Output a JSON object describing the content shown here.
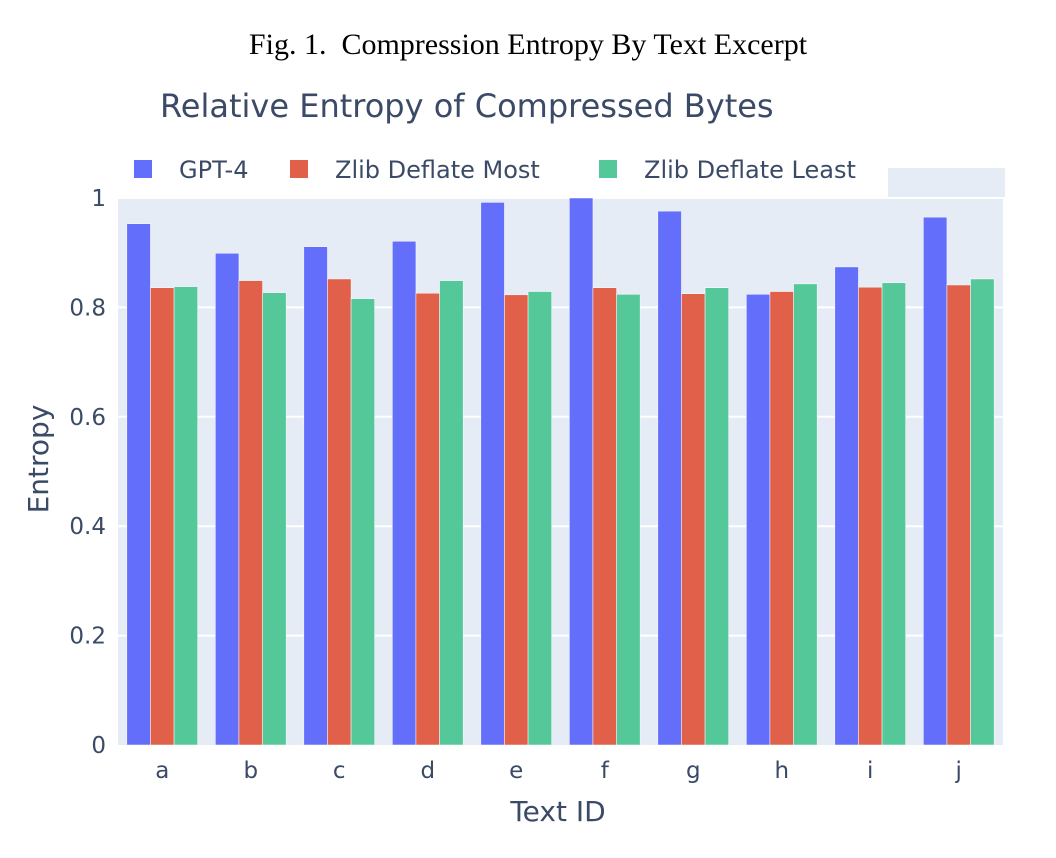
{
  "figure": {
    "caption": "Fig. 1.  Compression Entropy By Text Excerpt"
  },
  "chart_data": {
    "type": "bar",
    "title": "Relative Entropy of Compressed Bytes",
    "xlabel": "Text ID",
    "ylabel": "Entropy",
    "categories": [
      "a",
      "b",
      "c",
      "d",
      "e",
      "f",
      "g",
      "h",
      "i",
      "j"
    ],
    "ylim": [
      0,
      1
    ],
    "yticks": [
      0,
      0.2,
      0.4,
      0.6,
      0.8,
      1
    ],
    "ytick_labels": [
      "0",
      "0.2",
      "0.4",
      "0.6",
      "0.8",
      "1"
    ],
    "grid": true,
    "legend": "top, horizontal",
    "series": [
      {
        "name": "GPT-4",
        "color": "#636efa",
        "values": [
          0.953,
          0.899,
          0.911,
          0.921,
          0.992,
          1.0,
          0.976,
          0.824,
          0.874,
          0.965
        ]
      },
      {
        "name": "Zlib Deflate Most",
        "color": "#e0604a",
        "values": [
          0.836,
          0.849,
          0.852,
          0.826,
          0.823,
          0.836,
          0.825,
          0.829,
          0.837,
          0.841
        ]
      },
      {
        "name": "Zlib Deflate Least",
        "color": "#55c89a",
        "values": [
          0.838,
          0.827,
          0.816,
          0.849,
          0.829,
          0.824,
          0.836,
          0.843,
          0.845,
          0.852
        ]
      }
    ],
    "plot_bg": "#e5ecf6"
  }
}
* * *
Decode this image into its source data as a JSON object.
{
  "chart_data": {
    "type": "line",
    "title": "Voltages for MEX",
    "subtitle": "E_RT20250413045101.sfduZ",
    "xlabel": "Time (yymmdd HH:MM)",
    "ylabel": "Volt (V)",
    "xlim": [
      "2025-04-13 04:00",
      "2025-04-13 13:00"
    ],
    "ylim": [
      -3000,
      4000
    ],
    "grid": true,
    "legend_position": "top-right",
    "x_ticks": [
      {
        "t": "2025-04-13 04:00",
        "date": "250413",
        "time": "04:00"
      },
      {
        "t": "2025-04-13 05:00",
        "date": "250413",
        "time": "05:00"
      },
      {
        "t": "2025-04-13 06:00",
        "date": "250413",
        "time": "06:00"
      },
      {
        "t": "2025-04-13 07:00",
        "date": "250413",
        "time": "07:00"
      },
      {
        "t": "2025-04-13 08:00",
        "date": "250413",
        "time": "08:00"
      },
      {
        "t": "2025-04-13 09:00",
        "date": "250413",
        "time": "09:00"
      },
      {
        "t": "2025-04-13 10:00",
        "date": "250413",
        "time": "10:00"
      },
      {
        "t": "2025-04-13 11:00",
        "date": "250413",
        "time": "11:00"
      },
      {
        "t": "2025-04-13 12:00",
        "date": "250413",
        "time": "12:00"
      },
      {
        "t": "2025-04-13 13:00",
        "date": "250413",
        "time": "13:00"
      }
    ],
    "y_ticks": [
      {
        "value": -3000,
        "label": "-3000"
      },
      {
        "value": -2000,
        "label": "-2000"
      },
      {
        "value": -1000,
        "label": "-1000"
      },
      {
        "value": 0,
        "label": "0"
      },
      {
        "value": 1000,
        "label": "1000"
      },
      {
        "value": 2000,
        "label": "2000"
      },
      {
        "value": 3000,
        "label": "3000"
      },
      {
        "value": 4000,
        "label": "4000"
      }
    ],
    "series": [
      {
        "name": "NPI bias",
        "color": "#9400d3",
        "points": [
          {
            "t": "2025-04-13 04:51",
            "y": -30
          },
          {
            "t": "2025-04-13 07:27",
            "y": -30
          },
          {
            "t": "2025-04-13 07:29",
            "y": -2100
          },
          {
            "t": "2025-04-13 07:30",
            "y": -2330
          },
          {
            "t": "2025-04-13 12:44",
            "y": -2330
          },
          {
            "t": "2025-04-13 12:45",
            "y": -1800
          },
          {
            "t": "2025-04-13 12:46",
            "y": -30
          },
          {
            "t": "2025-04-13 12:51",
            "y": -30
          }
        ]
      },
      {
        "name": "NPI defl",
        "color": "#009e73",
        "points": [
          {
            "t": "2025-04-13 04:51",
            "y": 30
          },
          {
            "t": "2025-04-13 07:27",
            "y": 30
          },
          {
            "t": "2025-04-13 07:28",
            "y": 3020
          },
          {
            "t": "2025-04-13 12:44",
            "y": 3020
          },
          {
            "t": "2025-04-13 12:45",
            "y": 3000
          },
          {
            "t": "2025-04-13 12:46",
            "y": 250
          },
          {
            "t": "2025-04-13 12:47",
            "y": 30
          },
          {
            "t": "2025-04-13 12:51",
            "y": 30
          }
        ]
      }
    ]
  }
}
---
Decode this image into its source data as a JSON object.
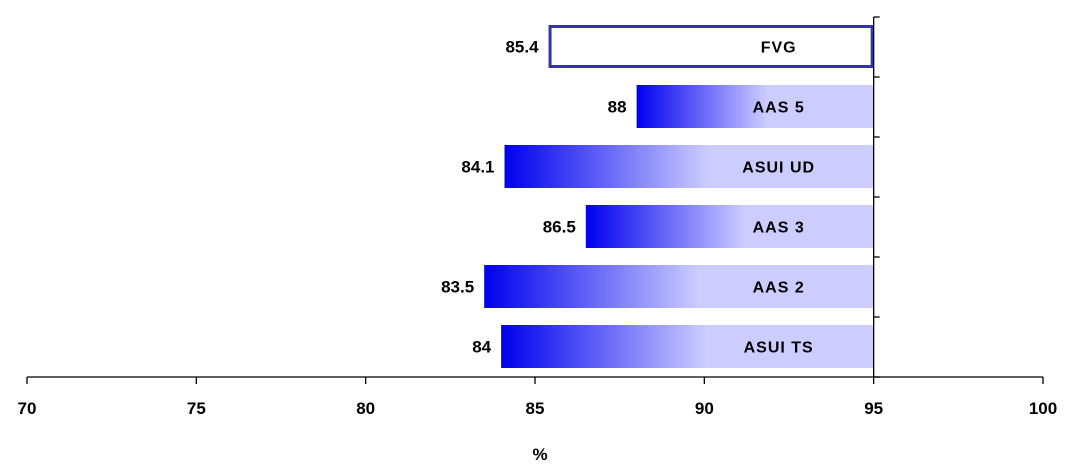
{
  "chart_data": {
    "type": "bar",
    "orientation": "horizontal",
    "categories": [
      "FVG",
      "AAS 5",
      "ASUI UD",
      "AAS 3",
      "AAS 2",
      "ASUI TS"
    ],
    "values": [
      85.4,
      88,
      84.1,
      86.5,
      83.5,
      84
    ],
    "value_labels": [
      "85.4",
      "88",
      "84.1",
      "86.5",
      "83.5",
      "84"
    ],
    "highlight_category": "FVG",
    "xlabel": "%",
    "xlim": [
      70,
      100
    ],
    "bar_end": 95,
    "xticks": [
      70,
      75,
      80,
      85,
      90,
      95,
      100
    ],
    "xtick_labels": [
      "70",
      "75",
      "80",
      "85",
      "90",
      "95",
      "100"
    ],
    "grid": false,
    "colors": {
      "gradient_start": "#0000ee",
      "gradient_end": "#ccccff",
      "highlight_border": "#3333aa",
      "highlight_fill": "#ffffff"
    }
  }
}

Task objective | Your task is to list each line of the records with the word "xlabel".

Worked answer |
    "xlabel": "Text ID",
    "xlabel": "Time (yymmdd HH:MM)",
    "xlabel": "%",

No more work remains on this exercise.